Set exercise :: In the entries below, count each line holding the word "其它条件相同". Answer with the total alone.

Dataset entries ::
** START **

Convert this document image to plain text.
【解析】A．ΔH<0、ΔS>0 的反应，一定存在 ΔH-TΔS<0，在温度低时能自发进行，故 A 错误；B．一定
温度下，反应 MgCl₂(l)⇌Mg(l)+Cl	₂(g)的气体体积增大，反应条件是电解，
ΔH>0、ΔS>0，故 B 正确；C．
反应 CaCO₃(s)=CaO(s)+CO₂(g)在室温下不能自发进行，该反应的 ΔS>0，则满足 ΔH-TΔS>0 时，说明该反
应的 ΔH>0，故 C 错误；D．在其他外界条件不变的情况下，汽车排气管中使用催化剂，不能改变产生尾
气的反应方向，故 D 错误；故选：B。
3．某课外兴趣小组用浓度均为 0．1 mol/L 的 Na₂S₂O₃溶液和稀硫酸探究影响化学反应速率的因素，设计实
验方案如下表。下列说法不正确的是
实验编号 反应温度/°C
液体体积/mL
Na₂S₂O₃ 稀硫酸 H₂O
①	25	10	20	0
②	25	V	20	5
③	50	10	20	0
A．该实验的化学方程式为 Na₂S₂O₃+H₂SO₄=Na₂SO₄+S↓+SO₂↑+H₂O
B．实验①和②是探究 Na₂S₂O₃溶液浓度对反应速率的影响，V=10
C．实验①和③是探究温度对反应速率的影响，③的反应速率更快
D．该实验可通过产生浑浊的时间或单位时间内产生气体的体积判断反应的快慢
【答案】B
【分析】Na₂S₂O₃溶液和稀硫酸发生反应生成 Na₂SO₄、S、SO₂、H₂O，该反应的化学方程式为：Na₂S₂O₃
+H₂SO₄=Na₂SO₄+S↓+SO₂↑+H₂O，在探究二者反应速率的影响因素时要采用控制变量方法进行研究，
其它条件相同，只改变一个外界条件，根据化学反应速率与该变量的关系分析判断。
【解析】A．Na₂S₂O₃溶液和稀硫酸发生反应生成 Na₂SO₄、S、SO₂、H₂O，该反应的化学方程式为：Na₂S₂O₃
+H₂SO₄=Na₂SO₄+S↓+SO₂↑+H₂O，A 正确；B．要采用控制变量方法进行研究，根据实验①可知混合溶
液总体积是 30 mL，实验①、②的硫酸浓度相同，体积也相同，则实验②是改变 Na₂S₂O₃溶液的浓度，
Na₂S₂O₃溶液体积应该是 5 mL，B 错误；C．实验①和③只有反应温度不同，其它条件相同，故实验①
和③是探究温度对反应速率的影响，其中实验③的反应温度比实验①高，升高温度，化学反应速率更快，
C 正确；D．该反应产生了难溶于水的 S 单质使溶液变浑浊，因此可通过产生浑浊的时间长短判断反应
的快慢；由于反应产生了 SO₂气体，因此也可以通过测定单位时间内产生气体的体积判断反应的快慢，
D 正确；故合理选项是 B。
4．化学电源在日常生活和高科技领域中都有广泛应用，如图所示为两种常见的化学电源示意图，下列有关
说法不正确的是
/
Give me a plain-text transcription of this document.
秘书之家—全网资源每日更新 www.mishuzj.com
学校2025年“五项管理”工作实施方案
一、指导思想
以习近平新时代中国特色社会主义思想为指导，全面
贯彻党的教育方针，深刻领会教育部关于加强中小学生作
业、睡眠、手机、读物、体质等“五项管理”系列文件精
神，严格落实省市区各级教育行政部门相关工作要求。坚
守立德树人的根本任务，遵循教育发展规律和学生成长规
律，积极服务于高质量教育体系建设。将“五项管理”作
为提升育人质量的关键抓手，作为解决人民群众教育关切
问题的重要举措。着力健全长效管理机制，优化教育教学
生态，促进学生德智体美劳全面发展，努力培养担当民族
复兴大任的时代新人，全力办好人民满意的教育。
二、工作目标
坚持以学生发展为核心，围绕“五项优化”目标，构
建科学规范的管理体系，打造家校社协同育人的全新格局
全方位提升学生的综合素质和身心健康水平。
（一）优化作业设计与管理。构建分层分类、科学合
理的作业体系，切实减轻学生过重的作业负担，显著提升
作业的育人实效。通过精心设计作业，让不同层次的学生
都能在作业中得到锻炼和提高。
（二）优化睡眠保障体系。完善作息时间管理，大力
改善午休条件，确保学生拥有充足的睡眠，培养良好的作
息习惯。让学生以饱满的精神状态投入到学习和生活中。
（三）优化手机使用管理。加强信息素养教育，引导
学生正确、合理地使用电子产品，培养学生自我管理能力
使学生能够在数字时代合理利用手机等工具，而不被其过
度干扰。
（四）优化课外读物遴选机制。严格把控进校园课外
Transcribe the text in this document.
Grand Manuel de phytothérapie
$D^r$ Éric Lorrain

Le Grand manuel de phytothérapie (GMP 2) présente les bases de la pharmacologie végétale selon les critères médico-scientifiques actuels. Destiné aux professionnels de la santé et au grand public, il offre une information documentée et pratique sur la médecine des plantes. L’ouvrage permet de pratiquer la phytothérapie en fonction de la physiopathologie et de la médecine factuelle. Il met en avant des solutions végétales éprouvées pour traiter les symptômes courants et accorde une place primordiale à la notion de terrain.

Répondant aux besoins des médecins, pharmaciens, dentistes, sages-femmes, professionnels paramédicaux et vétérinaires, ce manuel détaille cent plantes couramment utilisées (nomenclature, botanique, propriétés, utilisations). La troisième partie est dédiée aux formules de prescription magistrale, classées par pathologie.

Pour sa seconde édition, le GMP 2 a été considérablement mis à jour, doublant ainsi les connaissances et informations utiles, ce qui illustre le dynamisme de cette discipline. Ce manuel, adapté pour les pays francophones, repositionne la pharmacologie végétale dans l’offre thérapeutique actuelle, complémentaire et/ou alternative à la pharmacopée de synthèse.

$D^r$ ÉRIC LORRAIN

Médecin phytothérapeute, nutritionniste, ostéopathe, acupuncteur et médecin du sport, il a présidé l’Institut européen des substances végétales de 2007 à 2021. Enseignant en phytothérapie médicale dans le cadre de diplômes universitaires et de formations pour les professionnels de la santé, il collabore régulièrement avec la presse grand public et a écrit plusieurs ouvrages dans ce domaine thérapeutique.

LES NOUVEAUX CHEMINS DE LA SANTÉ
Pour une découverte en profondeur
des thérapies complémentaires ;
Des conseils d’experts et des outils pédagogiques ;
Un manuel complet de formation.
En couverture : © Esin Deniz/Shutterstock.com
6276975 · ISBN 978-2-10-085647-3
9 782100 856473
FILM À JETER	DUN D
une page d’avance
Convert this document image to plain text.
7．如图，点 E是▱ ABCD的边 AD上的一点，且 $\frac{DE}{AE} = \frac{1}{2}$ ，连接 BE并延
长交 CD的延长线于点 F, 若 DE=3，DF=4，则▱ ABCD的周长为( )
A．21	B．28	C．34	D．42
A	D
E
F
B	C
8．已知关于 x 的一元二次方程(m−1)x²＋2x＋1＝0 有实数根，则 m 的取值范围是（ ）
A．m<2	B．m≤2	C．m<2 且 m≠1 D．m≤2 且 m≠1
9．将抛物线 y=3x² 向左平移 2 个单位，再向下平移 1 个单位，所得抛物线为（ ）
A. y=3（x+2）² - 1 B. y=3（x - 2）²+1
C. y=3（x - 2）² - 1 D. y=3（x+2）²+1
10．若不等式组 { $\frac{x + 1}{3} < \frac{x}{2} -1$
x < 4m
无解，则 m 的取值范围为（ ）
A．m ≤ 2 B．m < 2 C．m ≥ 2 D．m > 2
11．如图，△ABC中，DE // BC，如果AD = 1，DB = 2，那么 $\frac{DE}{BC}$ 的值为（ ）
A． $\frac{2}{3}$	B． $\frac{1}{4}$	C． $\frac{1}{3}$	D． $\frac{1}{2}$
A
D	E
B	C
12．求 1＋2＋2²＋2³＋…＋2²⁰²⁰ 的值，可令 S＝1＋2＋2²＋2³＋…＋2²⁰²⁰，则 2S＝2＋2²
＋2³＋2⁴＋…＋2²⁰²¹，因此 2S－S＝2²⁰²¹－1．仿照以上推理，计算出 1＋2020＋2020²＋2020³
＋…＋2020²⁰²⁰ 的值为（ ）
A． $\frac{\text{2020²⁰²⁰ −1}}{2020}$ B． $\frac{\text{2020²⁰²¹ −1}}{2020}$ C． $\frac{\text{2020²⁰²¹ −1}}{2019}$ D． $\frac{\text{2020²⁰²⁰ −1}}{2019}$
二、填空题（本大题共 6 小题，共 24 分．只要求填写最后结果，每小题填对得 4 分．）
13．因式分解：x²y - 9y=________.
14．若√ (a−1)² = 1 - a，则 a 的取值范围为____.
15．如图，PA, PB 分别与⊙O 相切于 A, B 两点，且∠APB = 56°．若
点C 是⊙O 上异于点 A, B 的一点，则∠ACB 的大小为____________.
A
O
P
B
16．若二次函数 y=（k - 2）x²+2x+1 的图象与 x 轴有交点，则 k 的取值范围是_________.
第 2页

** END **

Response to this task :: 2